### INPUT ROWS
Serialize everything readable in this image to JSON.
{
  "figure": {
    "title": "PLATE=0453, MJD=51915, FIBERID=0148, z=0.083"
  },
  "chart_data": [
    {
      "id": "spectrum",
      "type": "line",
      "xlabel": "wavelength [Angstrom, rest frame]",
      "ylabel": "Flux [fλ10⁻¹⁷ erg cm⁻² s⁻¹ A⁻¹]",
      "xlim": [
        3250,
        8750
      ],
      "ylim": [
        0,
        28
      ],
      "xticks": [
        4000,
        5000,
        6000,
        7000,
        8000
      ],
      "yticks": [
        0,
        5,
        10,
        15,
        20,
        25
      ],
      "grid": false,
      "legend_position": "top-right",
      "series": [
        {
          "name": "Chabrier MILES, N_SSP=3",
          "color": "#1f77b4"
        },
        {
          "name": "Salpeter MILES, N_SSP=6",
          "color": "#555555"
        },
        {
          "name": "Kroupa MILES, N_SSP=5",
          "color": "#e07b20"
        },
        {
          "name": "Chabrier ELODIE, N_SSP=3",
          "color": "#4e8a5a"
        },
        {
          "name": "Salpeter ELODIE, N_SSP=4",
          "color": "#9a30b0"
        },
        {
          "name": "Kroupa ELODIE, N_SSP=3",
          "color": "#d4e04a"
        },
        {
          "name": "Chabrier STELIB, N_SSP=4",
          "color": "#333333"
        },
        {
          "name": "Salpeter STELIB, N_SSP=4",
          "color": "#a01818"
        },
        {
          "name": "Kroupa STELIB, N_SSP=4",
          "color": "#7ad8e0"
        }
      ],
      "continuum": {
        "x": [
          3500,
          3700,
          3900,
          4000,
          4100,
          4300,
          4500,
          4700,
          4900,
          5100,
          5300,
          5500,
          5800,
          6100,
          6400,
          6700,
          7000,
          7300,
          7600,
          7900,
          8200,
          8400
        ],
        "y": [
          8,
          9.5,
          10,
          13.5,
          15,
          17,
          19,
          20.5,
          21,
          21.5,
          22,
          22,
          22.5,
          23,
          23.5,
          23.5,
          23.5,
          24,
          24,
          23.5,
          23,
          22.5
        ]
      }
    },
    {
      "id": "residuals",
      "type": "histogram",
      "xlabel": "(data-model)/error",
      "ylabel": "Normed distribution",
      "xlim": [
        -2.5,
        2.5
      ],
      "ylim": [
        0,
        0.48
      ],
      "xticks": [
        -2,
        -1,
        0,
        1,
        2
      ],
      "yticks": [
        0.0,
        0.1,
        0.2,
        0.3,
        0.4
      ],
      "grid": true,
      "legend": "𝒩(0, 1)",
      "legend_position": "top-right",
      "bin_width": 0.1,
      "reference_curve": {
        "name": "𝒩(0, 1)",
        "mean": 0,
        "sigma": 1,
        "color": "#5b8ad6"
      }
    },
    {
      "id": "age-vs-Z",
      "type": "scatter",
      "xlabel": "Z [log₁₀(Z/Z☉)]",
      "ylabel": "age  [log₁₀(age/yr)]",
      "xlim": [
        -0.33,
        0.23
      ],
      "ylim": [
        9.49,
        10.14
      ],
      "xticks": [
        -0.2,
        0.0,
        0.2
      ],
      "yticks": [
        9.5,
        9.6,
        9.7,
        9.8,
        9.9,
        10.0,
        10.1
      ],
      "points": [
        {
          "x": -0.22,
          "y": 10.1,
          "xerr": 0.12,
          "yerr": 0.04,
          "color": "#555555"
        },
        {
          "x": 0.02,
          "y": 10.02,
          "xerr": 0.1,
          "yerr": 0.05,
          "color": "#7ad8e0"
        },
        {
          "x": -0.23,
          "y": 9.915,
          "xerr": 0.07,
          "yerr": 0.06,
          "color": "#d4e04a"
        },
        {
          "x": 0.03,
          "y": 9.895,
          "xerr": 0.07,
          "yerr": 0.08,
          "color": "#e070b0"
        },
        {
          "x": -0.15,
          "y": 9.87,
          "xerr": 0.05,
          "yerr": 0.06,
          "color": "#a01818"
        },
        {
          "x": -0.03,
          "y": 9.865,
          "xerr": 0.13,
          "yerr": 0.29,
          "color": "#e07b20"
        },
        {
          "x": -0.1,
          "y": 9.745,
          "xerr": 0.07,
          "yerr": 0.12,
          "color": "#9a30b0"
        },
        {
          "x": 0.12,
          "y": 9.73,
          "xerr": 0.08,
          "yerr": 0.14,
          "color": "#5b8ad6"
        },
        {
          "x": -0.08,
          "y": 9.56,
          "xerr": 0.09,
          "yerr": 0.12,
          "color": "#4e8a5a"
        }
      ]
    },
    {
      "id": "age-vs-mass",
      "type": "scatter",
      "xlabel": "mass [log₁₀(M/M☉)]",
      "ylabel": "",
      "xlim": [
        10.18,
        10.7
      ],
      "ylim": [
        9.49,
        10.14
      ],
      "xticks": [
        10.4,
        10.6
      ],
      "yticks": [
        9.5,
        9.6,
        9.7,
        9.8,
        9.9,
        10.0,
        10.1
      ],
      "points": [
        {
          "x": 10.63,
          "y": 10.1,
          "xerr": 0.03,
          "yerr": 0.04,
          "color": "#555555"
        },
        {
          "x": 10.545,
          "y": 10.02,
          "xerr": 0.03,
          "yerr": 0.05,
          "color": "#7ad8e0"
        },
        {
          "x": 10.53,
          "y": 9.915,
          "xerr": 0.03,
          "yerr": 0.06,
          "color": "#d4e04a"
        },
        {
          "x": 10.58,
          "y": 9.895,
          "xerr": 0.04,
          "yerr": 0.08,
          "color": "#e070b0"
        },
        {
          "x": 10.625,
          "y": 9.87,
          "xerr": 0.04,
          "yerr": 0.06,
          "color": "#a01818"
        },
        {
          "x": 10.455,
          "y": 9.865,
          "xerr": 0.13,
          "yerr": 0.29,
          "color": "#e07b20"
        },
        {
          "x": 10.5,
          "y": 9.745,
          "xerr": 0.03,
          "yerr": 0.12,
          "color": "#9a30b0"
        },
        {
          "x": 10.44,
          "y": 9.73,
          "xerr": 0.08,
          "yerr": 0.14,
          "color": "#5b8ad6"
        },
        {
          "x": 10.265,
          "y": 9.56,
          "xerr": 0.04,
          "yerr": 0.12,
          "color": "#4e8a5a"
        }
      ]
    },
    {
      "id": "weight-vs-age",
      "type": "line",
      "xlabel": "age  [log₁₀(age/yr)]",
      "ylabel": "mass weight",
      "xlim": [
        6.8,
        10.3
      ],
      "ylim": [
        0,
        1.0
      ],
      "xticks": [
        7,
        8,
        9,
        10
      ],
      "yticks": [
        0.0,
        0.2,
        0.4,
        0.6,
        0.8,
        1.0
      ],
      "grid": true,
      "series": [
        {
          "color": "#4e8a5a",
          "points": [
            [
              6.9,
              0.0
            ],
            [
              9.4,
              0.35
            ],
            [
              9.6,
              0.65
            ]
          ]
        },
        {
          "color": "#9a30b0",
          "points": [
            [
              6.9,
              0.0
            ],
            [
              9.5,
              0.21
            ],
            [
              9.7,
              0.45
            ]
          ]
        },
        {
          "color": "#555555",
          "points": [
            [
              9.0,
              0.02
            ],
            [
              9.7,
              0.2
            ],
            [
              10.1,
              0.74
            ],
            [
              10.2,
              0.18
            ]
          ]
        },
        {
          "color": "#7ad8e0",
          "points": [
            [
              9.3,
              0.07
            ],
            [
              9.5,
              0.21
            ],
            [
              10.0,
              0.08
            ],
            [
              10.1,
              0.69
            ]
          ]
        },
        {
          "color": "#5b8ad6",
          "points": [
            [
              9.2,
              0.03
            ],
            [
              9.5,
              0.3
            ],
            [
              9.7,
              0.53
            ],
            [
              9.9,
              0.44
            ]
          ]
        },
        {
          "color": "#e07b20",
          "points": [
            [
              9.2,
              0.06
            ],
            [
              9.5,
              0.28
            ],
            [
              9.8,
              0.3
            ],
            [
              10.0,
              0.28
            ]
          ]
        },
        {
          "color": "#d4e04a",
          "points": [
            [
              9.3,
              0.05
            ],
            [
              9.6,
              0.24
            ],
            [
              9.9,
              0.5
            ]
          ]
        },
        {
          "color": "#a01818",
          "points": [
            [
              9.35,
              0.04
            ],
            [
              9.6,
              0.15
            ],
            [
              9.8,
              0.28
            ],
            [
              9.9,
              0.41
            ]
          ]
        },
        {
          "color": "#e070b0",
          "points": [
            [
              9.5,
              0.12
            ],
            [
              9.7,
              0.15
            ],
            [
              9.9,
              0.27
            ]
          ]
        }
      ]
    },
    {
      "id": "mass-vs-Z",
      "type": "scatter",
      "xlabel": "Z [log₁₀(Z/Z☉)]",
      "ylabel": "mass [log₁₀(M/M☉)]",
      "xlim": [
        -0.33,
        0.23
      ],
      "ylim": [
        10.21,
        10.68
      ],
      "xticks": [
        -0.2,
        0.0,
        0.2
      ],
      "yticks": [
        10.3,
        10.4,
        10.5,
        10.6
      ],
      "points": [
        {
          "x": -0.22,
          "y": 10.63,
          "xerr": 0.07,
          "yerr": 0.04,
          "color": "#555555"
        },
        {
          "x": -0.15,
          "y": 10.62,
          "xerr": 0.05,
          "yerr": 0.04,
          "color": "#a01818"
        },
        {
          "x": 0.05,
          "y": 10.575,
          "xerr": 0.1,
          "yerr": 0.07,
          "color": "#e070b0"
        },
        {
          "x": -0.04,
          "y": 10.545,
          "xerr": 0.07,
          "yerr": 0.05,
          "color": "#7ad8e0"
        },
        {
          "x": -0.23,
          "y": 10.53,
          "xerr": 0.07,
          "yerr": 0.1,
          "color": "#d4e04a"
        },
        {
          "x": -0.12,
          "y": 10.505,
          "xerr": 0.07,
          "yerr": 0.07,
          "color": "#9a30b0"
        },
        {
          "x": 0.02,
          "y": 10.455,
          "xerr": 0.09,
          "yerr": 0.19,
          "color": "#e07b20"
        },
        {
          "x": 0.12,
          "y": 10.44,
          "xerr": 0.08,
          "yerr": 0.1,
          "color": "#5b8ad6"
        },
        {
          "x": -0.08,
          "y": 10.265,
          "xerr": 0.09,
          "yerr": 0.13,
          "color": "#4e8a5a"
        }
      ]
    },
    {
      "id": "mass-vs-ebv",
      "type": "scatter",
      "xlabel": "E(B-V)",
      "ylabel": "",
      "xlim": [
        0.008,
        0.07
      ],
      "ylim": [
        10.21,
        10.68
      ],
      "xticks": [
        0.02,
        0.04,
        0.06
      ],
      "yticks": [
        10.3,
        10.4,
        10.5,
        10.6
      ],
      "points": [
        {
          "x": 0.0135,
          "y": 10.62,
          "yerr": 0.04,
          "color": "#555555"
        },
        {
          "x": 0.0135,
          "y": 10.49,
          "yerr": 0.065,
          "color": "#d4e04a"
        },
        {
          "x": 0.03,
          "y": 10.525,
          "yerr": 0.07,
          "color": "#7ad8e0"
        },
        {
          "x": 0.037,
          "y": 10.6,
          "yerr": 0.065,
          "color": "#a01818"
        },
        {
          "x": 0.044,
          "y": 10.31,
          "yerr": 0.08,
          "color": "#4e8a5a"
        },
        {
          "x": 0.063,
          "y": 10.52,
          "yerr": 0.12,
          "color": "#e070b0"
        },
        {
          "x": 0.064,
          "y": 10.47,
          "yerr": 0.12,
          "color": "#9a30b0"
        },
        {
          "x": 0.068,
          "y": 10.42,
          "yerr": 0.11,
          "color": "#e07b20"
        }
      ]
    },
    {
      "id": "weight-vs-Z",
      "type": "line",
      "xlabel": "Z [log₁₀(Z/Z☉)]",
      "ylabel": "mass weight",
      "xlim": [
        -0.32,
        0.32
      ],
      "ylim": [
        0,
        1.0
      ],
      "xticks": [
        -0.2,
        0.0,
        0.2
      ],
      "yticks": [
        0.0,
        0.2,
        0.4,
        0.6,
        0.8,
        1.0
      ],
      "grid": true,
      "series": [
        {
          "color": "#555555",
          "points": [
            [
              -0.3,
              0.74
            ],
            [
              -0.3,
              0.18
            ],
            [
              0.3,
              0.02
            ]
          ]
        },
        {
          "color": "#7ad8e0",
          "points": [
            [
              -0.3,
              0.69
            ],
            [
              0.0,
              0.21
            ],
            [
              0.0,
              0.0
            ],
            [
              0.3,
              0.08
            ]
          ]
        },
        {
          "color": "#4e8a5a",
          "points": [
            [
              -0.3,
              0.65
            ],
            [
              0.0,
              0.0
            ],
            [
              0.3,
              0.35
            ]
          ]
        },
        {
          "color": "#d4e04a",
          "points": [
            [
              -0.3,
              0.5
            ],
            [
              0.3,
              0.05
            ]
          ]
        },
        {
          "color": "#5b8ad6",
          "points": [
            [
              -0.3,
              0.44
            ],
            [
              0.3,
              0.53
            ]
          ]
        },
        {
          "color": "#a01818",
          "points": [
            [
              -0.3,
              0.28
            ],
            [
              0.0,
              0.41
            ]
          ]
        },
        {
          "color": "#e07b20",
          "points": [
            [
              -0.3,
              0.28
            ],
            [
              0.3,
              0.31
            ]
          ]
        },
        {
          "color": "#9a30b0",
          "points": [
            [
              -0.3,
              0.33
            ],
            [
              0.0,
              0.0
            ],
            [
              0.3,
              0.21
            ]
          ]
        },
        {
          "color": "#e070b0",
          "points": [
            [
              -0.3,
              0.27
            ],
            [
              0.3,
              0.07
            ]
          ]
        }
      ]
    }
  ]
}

### TASK GOAL
Give the number of lines in the listing above that contain "log₁₀", and nothing else.

### ANSWER
7